[Recorded data]
— BEGIN —
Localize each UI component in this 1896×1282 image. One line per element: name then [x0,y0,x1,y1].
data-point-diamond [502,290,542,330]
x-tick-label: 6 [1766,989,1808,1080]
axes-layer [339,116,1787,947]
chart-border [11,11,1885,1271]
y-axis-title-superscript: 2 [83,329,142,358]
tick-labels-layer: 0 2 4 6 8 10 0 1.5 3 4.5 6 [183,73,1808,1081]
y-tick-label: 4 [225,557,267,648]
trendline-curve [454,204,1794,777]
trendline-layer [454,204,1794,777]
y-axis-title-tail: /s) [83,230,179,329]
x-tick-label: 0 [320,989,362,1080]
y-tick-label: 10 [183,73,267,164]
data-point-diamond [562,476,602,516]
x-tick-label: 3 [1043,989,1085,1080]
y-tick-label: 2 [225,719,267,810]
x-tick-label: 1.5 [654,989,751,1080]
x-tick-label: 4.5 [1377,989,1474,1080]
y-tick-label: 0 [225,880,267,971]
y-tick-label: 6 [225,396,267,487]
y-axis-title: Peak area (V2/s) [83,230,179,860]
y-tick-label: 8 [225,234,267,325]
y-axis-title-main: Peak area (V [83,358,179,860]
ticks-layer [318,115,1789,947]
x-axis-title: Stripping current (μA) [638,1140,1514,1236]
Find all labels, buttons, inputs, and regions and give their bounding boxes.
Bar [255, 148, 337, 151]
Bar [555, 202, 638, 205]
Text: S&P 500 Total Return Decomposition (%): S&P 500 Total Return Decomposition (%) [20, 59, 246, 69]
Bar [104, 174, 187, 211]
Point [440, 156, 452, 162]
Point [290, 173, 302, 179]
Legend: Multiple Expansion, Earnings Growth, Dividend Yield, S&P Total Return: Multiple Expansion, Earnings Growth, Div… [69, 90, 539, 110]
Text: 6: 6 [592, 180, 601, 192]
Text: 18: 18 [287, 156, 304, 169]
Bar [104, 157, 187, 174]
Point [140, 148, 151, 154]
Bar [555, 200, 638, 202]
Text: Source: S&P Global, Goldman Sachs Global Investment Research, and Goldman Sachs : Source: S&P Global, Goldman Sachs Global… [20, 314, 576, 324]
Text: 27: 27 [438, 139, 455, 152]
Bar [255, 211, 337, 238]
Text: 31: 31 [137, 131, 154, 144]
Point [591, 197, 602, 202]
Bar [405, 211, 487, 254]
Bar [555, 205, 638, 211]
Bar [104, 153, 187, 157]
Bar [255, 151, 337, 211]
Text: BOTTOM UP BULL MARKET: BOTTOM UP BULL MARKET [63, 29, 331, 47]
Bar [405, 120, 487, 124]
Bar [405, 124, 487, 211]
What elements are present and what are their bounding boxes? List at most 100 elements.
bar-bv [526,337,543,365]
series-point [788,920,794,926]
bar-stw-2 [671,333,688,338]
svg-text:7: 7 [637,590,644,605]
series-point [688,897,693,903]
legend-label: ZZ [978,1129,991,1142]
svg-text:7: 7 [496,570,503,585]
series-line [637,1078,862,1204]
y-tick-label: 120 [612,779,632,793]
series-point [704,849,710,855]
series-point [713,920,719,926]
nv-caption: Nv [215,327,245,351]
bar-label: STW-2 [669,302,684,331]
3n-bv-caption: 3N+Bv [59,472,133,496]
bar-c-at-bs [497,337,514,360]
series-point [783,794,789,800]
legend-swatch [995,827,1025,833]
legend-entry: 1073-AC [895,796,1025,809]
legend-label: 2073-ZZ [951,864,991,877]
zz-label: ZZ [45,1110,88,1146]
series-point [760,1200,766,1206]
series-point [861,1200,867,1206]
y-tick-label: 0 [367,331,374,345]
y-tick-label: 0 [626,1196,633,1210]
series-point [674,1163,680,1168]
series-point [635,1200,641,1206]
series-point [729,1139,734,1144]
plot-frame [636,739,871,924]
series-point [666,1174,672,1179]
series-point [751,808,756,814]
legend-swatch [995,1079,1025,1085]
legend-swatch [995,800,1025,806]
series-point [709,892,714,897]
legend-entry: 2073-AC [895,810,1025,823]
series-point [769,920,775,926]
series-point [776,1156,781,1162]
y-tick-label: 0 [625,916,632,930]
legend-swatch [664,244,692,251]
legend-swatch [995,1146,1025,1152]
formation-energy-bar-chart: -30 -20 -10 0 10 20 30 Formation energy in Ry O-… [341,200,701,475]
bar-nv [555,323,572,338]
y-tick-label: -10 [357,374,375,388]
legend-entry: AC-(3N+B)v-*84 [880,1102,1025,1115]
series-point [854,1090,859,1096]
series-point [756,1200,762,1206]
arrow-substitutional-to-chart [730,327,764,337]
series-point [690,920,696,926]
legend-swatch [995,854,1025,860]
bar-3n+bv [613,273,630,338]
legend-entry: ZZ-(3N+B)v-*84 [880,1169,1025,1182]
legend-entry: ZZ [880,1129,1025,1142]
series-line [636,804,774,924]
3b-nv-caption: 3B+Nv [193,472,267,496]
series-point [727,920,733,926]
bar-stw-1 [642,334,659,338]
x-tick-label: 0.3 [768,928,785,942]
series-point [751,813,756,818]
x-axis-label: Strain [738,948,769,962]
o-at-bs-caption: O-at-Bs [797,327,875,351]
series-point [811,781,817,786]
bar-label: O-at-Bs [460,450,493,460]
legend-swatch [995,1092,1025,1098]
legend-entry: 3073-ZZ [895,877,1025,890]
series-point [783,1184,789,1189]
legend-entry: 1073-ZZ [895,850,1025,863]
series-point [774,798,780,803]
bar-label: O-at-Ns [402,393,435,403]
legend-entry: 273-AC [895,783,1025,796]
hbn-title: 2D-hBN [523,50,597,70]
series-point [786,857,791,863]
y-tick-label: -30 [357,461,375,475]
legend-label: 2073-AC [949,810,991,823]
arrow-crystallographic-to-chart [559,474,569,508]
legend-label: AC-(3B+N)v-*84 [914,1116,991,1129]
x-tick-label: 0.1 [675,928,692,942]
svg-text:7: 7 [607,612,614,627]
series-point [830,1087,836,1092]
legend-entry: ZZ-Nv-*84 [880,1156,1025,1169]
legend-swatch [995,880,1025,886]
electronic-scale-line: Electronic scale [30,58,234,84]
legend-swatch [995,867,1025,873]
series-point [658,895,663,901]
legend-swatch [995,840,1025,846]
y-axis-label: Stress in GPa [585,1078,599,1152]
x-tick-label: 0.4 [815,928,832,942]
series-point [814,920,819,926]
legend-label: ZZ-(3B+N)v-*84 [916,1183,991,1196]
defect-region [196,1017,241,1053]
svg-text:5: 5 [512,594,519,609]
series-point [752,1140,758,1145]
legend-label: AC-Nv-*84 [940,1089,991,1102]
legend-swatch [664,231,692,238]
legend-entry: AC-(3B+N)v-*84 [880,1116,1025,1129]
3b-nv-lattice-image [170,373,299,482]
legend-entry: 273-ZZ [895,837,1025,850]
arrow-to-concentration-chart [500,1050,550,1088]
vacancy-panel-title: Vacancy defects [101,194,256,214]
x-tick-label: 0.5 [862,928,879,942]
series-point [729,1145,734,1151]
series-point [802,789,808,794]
— END —
▸ **The problem**
Write out every line of the records above word for word, keeping each one unchanged.

▸ **Exercise output**
Localize each UI component in this 1896×1282 image. One line per element: name then [x0,y0,x1,y1].
data-point-diamond [502,290,542,330]
x-tick-label: 6 [1766,989,1808,1080]
axes-layer [339,116,1787,947]
chart-border [11,11,1885,1271]
y-axis-title-superscript: 2 [83,329,142,358]
tick-labels-layer: 0 2 4 6 8 10 0 1.5 3 4.5 6 [183,73,1808,1081]
y-tick-label: 4 [225,557,267,648]
trendline-curve [454,204,1794,777]
trendline-layer [454,204,1794,777]
y-axis-title-tail: /s) [83,230,179,329]
x-tick-label: 0 [320,989,362,1080]
y-tick-label: 10 [183,73,267,164]
data-point-diamond [562,476,602,516]
x-tick-label: 3 [1043,989,1085,1080]
y-tick-label: 2 [225,719,267,810]
x-tick-label: 1.5 [654,989,751,1080]
x-tick-label: 4.5 [1377,989,1474,1080]
y-tick-label: 0 [225,880,267,971]
y-tick-label: 6 [225,396,267,487]
y-axis-title: Peak area (V2/s) [83,230,179,860]
y-tick-label: 8 [225,234,267,325]
y-axis-title-main: Peak area (V [83,358,179,860]
ticks-layer [318,115,1789,947]
x-axis-title: Stripping current (μA) [638,1140,1514,1236]
Find all labels, buttons, inputs, and regions and give their bounding boxes.
Bar [255, 148, 337, 151]
Bar [555, 202, 638, 205]
Text: S&P 500 Total Return Decomposition (%): S&P 500 Total Return Decomposition (%) [20, 59, 246, 69]
Bar [104, 174, 187, 211]
Point [440, 156, 452, 162]
Point [290, 173, 302, 179]
Legend: Multiple Expansion, Earnings Growth, Dividend Yield, S&P Total Return: Multiple Expansion, Earnings Growth, Div… [69, 90, 539, 110]
Text: 6: 6 [592, 180, 601, 192]
Text: 18: 18 [287, 156, 304, 169]
Bar [104, 157, 187, 174]
Point [140, 148, 151, 154]
Bar [555, 200, 638, 202]
Text: Source: S&P Global, Goldman Sachs Global Investment Research, and Goldman Sachs : Source: S&P Global, Goldman Sachs Global… [20, 314, 576, 324]
Text: 27: 27 [438, 139, 455, 152]
Bar [255, 211, 337, 238]
Text: 31: 31 [137, 131, 154, 144]
Point [591, 197, 602, 202]
Bar [405, 211, 487, 254]
Bar [555, 205, 638, 211]
Bar [104, 153, 187, 157]
Bar [255, 151, 337, 211]
Text: BOTTOM UP BULL MARKET: BOTTOM UP BULL MARKET [63, 29, 331, 47]
Bar [405, 120, 487, 124]
Bar [405, 124, 487, 211]
What elements are present and what are their bounding boxes? List at most 100 elements.
bar-bv [526,337,543,365]
series-point [788,920,794,926]
bar-stw-2 [671,333,688,338]
svg-text:7: 7 [637,590,644,605]
series-point [688,897,693,903]
legend-label: ZZ [978,1129,991,1142]
svg-text:7: 7 [496,570,503,585]
series-line [637,1078,862,1204]
y-tick-label: 120 [612,779,632,793]
series-point [704,849,710,855]
series-point [713,920,719,926]
nv-caption: Nv [215,327,245,351]
bar-label: STW-2 [669,302,684,331]
3n-bv-caption: 3N+Bv [59,472,133,496]
bar-c-at-bs [497,337,514,360]
series-point [783,794,789,800]
legend-swatch [995,827,1025,833]
legend-entry: 1073-AC [895,796,1025,809]
legend-label: 2073-ZZ [951,864,991,877]
zz-label: ZZ [45,1110,88,1146]
series-point [760,1200,766,1206]
series-point [861,1200,867,1206]
y-tick-label: 0 [367,331,374,345]
y-tick-label: 0 [626,1196,633,1210]
series-point [674,1163,680,1168]
series-point [635,1200,641,1206]
series-point [729,1139,734,1144]
plot-frame [636,739,871,924]
series-point [666,1174,672,1179]
series-point [751,808,756,814]
legend-swatch [995,1079,1025,1085]
legend-swatch [995,800,1025,806]
series-point [709,892,714,897]
legend-entry: 2073-AC [895,810,1025,823]
series-point [769,920,775,926]
series-point [776,1156,781,1162]
y-tick-label: 0 [625,916,632,930]
legend-swatch [664,244,692,251]
legend-swatch [995,1146,1025,1152]
formation-energy-bar-chart: -30 -20 -10 0 10 20 30 Formation energy in Ry O-… [341,200,701,475]
bar-nv [555,323,572,338]
y-tick-label: -10 [357,374,375,388]
legend-entry: AC-(3N+B)v-*84 [880,1102,1025,1115]
series-point [854,1090,859,1096]
series-point [756,1200,762,1206]
arrow-substitutional-to-chart [730,327,764,337]
series-point [690,920,696,926]
legend-swatch [995,854,1025,860]
bar-3n+bv [613,273,630,338]
legend-entry: ZZ-(3N+B)v-*84 [880,1169,1025,1182]
legend-entry: ZZ [880,1129,1025,1142]
series-line [636,804,774,924]
3b-nv-caption: 3B+Nv [193,472,267,496]
series-point [727,920,733,926]
bar-stw-1 [642,334,659,338]
x-tick-label: 0.3 [768,928,785,942]
series-point [751,813,756,818]
x-axis-label: Strain [738,948,769,962]
o-at-bs-caption: O-at-Bs [797,327,875,351]
series-point [811,781,817,786]
bar-label: O-at-Bs [460,450,493,460]
legend-swatch [995,1092,1025,1098]
legend-entry: 3073-ZZ [895,877,1025,890]
series-point [783,1184,789,1189]
legend-entry: 1073-ZZ [895,850,1025,863]
series-point [774,798,780,803]
bar-label: O-at-Ns [402,393,435,403]
legend-entry: 273-AC [895,783,1025,796]
hbn-title: 2D-hBN [523,50,597,70]
series-point [786,857,791,863]
y-tick-label: -30 [357,461,375,475]
legend-label: 2073-AC [949,810,991,823]
arrow-crystallographic-to-chart [559,474,569,508]
legend-label: AC-(3B+N)v-*84 [914,1116,991,1129]
x-tick-label: 0.1 [675,928,692,942]
svg-text:7: 7 [607,612,614,627]
series-point [830,1087,836,1092]
legend-entry: ZZ-Nv-*84 [880,1156,1025,1169]
legend-swatch [995,880,1025,886]
electronic-scale-line: Electronic scale [30,58,234,84]
legend-swatch [995,867,1025,873]
series-point [658,895,663,901]
legend-swatch [995,840,1025,846]
y-axis-label: Stress in GPa [585,1078,599,1152]
x-tick-label: 0.4 [815,928,832,942]
series-point [814,920,819,926]
legend-label: ZZ-(3B+N)v-*84 [916,1183,991,1196]
defect-region [196,1017,241,1053]
svg-text:5: 5 [512,594,519,609]
series-point [752,1140,758,1145]
legend-label: AC-Nv-*84 [940,1089,991,1102]
legend-swatch [664,231,692,238]
legend-entry: AC-(3B+N)v-*84 [880,1116,1025,1129]
3b-nv-lattice-image [170,373,299,482]
legend-entry: 273-ZZ [895,837,1025,850]
arrow-to-concentration-chart [500,1050,550,1088]
vacancy-panel-title: Vacancy defects [101,194,256,214]
x-tick-label: 0.5 [862,928,879,942]
series-point [729,1145,734,1151]
series-point [802,789,808,794]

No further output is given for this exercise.